→ **YOUR INSTRUCTIONS**:
Please copy the records from the start through the line containing "- pencil-choose-badge: CHOOSE: [177, 564, 181, 579]", substituting "tray-groove" for "tray-slot" and leaving everything else unchanged.
··· INPUT MATERIAL
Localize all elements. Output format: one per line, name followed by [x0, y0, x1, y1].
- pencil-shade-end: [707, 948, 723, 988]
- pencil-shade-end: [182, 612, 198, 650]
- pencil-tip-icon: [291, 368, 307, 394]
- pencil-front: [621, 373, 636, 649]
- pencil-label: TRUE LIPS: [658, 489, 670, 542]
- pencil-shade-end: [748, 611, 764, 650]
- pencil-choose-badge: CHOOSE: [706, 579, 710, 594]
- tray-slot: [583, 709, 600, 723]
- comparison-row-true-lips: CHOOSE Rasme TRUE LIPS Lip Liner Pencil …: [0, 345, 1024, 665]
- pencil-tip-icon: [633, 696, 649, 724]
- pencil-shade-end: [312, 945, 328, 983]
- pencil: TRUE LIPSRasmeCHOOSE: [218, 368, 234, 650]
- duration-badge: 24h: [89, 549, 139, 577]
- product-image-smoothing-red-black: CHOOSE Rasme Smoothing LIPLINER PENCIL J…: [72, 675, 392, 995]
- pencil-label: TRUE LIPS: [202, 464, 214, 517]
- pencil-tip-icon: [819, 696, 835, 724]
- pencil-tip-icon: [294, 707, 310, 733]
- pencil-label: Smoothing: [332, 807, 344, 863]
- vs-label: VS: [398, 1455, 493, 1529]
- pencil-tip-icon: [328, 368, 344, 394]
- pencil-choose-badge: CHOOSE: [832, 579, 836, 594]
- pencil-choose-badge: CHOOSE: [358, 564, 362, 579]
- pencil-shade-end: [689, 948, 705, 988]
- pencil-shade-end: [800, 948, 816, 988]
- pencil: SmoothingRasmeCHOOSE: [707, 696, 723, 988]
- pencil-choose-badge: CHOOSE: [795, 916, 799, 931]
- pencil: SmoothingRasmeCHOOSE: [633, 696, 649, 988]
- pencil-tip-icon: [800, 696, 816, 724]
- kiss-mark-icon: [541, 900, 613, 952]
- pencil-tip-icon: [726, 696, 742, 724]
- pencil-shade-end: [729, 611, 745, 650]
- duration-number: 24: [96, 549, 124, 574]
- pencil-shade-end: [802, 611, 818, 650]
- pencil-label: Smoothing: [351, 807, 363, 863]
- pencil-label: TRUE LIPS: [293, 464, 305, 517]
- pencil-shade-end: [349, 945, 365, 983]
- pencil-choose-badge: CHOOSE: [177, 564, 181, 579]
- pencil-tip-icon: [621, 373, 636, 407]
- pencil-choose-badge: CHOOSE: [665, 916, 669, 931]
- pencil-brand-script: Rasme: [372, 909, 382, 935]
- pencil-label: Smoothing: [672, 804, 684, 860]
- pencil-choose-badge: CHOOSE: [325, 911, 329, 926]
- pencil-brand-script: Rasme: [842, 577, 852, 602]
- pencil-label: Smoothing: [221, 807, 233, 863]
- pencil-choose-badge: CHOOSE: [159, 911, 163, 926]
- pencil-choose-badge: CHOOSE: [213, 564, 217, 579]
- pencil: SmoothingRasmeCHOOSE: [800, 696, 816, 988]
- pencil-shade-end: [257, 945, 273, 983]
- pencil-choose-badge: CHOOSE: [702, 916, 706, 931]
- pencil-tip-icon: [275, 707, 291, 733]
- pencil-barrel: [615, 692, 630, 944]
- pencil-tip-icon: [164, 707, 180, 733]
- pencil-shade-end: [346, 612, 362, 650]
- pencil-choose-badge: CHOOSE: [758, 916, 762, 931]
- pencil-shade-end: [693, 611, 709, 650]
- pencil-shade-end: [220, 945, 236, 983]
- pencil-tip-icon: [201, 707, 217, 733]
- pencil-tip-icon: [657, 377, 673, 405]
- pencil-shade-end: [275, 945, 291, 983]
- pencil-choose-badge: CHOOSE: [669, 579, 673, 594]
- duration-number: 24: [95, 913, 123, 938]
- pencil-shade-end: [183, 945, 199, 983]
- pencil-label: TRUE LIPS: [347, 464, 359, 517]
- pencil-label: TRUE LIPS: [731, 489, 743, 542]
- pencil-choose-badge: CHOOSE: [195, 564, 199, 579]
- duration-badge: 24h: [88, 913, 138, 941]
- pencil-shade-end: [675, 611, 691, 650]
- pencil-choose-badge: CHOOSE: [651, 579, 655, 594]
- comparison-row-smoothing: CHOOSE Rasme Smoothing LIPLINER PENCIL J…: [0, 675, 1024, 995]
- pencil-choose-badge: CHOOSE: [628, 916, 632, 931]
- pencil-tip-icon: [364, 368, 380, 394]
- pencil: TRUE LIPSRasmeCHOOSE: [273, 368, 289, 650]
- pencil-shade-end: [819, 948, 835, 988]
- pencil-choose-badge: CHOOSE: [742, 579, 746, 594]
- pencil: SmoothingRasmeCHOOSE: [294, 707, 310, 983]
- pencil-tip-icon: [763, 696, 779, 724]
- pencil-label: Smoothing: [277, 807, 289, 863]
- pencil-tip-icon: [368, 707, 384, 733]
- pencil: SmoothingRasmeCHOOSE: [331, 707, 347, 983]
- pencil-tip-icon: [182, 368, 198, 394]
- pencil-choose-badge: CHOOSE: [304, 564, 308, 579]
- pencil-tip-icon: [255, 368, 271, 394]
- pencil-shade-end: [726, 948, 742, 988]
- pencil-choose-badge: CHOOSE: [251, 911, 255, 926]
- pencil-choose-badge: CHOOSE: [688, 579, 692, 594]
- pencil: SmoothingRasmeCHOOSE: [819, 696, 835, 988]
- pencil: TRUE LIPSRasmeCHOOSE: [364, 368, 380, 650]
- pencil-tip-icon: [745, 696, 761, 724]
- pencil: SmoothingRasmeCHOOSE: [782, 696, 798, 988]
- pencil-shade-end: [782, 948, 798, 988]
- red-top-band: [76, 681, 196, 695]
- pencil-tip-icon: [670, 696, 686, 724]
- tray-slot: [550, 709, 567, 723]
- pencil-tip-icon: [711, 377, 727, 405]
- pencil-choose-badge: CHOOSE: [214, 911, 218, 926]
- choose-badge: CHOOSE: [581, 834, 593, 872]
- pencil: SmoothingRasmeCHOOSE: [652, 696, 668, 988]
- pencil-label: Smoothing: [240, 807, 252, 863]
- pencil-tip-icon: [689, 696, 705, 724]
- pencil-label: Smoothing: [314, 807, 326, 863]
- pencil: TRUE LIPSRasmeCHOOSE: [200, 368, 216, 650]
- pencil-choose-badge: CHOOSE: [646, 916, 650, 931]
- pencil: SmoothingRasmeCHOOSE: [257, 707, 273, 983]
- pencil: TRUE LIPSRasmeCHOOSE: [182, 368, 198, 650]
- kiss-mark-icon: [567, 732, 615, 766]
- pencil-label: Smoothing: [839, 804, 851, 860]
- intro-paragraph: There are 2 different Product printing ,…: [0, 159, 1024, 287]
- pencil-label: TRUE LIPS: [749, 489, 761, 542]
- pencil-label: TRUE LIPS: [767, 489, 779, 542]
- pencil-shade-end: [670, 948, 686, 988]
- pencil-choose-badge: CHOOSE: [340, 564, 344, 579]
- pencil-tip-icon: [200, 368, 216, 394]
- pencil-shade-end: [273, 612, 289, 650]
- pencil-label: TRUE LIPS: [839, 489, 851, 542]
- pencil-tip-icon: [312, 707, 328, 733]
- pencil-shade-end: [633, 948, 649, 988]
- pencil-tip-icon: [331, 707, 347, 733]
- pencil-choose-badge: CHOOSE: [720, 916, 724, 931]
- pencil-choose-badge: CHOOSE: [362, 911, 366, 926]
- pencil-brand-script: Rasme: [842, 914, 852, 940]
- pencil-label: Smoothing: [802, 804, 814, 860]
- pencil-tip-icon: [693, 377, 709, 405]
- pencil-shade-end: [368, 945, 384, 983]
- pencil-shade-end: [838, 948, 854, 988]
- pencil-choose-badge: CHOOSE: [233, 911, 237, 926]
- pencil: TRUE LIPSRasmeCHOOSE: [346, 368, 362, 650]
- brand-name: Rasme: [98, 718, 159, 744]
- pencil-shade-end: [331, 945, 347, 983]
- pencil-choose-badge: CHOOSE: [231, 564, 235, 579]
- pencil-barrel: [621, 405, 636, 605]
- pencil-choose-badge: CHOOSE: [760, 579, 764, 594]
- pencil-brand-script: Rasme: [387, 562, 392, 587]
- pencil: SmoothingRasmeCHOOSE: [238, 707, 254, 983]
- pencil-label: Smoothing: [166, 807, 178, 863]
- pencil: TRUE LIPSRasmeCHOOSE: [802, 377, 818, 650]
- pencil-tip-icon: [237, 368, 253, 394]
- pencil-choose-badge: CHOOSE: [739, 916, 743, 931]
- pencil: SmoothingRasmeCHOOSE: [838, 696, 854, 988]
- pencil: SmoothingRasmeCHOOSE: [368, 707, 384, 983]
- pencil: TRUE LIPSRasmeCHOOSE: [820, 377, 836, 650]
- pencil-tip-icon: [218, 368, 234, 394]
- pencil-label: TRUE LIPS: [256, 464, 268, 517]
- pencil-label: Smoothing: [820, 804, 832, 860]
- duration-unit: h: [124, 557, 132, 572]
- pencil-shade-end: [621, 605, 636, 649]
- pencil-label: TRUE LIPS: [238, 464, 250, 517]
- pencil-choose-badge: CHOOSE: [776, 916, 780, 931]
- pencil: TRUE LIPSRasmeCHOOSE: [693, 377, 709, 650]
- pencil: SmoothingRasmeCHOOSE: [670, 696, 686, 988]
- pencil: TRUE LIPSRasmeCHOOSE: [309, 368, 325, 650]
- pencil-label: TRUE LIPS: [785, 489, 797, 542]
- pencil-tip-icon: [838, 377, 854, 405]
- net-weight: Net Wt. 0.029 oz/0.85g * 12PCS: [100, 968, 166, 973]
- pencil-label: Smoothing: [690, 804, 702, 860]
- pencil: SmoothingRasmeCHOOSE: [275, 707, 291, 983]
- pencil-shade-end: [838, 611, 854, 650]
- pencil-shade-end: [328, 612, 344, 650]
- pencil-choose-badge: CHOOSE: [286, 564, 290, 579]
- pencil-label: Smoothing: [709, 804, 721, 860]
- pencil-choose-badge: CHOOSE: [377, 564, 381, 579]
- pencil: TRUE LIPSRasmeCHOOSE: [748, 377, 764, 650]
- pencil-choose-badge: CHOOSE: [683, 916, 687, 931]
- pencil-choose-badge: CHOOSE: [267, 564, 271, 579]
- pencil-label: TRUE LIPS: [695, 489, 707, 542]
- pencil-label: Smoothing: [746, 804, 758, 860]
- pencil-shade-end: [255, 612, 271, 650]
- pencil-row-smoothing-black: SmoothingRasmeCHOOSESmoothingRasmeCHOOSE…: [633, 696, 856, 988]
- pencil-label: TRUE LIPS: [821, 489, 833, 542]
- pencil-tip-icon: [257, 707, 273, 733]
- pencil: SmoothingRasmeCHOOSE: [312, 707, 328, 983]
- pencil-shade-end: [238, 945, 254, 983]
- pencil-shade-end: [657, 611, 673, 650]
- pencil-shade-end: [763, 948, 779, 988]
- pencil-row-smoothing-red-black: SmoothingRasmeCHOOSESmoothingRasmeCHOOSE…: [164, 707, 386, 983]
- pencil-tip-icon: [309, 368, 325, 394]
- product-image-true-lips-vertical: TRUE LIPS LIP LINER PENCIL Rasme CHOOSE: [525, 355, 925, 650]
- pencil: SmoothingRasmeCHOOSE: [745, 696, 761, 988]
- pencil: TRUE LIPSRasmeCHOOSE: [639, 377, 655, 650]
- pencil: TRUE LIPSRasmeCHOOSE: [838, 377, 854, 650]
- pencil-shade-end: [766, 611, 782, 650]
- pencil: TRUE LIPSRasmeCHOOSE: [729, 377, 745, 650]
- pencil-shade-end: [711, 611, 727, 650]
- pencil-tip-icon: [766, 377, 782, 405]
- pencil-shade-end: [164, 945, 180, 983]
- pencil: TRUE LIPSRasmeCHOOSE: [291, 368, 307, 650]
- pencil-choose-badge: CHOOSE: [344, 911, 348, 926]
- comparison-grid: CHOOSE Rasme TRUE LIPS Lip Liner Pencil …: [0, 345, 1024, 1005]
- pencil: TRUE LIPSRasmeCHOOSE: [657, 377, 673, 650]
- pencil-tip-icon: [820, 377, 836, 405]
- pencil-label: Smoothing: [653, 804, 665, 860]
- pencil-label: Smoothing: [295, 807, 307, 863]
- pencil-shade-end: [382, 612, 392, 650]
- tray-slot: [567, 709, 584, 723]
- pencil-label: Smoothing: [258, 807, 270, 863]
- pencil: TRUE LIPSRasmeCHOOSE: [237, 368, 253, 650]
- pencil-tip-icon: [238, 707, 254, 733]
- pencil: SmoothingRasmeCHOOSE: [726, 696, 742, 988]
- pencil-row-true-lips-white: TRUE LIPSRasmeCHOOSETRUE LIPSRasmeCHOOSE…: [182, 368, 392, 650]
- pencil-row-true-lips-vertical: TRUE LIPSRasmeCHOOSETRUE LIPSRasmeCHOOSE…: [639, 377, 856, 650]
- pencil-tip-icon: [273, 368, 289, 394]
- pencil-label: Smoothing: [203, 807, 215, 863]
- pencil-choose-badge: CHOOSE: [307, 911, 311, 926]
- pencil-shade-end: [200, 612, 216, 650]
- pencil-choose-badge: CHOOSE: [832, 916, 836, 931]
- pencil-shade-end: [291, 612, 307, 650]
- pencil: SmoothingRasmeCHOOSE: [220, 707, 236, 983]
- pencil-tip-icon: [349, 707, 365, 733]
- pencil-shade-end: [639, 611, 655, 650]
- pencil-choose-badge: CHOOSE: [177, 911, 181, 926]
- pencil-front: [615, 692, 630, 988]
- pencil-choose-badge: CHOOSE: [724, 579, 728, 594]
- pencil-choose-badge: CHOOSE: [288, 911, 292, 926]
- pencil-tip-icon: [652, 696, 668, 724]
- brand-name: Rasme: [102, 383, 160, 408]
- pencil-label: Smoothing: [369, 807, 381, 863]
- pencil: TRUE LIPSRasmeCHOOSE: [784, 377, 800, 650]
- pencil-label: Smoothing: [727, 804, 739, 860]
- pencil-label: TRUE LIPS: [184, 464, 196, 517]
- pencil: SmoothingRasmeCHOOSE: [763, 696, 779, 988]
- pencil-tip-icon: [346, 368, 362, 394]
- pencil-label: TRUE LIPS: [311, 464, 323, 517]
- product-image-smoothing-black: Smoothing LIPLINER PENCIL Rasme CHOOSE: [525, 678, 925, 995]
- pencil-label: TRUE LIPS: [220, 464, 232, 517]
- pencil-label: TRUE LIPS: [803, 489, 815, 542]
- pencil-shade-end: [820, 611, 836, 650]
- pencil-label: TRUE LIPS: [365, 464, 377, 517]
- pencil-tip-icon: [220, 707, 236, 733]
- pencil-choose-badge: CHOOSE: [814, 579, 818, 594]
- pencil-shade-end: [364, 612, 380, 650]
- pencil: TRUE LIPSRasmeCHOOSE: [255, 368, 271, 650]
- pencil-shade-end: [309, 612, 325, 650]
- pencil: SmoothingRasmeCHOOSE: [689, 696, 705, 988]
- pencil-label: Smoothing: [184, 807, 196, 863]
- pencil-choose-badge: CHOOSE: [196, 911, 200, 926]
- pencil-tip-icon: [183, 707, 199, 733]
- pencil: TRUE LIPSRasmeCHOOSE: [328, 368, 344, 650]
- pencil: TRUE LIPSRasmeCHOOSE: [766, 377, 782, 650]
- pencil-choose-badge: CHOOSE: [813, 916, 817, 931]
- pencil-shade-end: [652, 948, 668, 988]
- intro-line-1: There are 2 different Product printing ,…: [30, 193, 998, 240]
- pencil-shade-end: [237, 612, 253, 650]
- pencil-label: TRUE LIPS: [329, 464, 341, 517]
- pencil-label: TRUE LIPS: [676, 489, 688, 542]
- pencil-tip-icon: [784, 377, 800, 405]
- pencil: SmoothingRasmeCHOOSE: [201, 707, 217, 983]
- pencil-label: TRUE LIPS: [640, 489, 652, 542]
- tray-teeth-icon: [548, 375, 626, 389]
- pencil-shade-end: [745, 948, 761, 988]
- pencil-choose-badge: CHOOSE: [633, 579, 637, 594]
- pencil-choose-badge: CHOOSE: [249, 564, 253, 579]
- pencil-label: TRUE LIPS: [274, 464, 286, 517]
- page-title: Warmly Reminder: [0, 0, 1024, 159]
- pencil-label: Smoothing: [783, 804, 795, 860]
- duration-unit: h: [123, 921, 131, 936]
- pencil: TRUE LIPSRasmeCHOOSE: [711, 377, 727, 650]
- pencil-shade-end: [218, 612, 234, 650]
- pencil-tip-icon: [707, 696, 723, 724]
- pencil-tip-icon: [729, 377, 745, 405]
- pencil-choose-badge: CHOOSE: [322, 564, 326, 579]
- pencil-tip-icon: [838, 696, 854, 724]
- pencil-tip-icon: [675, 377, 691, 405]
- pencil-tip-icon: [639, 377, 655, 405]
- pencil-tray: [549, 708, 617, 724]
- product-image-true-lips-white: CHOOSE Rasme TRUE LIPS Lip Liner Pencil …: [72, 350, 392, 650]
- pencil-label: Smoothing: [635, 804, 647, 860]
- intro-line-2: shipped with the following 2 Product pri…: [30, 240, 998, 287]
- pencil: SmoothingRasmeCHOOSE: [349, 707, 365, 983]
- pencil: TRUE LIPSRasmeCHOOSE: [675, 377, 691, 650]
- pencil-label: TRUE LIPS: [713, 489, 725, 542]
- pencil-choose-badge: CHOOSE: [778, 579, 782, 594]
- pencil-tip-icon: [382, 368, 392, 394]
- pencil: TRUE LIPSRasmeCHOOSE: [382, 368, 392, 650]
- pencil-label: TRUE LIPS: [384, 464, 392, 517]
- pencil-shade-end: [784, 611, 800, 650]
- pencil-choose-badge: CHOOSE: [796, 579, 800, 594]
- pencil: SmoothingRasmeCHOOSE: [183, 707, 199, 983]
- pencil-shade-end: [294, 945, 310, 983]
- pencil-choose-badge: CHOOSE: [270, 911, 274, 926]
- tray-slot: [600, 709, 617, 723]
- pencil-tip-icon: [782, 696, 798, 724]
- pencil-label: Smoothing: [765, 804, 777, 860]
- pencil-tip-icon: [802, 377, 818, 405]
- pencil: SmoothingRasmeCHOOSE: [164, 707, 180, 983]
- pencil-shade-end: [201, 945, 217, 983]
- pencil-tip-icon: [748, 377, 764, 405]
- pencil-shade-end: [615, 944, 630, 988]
······
→ **EXERCISE RESPONSE**:
Localize all elements. Output format: one per line, name followed by [x0, y0, x1, y1].
- pencil-shade-end: [707, 948, 723, 988]
- pencil-shade-end: [182, 612, 198, 650]
- pencil-tip-icon: [291, 368, 307, 394]
- pencil-front: [621, 373, 636, 649]
- pencil-label: TRUE LIPS: [658, 489, 670, 542]
- pencil-shade-end: [748, 611, 764, 650]
- pencil-choose-badge: CHOOSE: [706, 579, 710, 594]
- tray-groove: [583, 709, 600, 723]
- comparison-row-true-lips: CHOOSE Rasme TRUE LIPS Lip Liner Pencil …: [0, 345, 1024, 665]
- pencil-tip-icon: [633, 696, 649, 724]
- pencil-shade-end: [312, 945, 328, 983]
- pencil: TRUE LIPSRasmeCHOOSE: [218, 368, 234, 650]
- duration-badge: 24h: [89, 549, 139, 577]
- product-image-smoothing-red-black: CHOOSE Rasme Smoothing LIPLINER PENCIL J…: [72, 675, 392, 995]
- pencil-label: TRUE LIPS: [202, 464, 214, 517]
- pencil-tip-icon: [819, 696, 835, 724]
- pencil-tip-icon: [294, 707, 310, 733]
- pencil-label: Smoothing: [332, 807, 344, 863]
- vs-label: VS: [398, 1455, 493, 1529]
- pencil-tip-icon: [328, 368, 344, 394]
- pencil-choose-badge: CHOOSE: [832, 579, 836, 594]
- pencil-choose-badge: CHOOSE: [358, 564, 362, 579]
- pencil-shade-end: [689, 948, 705, 988]
- pencil-shade-end: [800, 948, 816, 988]
- pencil: SmoothingRasmeCHOOSE: [707, 696, 723, 988]
- pencil-choose-badge: CHOOSE: [795, 916, 799, 931]
- pencil: SmoothingRasmeCHOOSE: [633, 696, 649, 988]
- pencil-tip-icon: [800, 696, 816, 724]
- kiss-mark-icon: [541, 900, 613, 952]
- pencil-tip-icon: [726, 696, 742, 724]
- pencil-shade-end: [729, 611, 745, 650]
- duration-number: 24: [96, 549, 124, 574]
- pencil-shade-end: [802, 611, 818, 650]
- pencil-label: Smoothing: [351, 807, 363, 863]
- pencil-label: TRUE LIPS: [293, 464, 305, 517]
- pencil-shade-end: [349, 945, 365, 983]
- pencil-choose-badge: CHOOSE: [177, 564, 181, 579]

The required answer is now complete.